## What you have to do
Go through the material and pull out every line with the string "null" in it.

## Record list
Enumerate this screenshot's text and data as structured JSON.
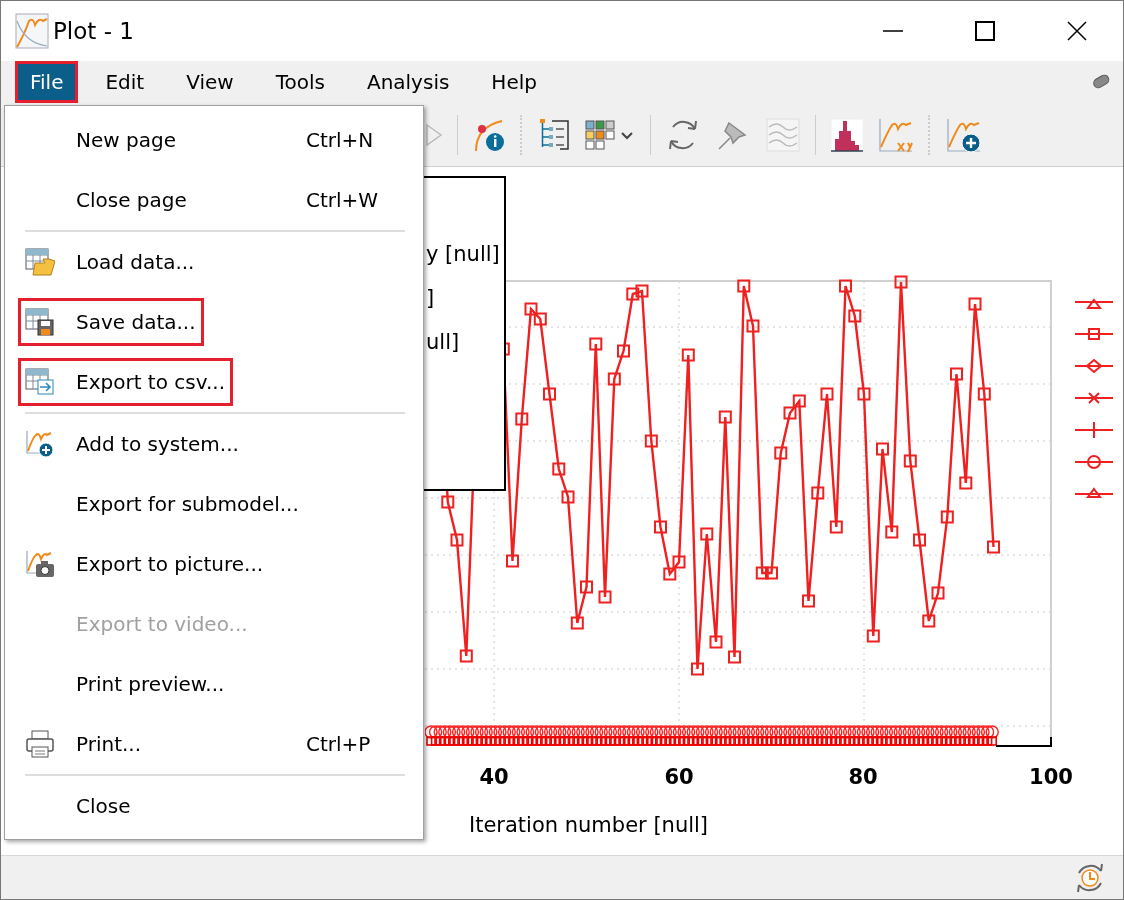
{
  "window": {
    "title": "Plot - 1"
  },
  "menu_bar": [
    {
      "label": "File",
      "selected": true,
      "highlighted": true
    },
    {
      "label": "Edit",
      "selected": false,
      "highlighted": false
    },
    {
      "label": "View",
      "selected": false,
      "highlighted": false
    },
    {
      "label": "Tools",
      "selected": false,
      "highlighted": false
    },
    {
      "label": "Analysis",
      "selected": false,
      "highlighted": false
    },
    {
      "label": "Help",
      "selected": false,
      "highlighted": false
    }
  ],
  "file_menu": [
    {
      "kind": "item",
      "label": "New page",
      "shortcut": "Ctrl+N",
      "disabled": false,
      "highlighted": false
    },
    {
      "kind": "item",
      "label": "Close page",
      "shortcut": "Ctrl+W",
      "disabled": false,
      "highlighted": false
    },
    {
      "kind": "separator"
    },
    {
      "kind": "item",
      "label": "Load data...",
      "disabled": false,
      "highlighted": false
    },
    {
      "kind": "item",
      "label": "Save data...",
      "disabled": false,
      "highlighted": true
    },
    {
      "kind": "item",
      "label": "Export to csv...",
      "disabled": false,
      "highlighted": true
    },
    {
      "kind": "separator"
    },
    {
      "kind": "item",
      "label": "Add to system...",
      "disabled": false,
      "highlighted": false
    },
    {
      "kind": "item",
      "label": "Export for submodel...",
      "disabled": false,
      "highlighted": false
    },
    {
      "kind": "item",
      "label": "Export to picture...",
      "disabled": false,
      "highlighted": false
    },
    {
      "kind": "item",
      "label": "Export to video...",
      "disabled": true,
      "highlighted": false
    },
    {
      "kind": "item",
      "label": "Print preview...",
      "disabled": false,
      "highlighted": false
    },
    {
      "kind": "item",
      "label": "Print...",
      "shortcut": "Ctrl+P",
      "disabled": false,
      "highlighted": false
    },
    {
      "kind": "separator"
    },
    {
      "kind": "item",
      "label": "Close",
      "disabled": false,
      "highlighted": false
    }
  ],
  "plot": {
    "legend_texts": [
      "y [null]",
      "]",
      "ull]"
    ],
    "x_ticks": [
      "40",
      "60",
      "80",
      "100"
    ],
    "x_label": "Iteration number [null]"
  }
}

## Task answer
      "y [null]",
    "x_label": "Iteration number [null]"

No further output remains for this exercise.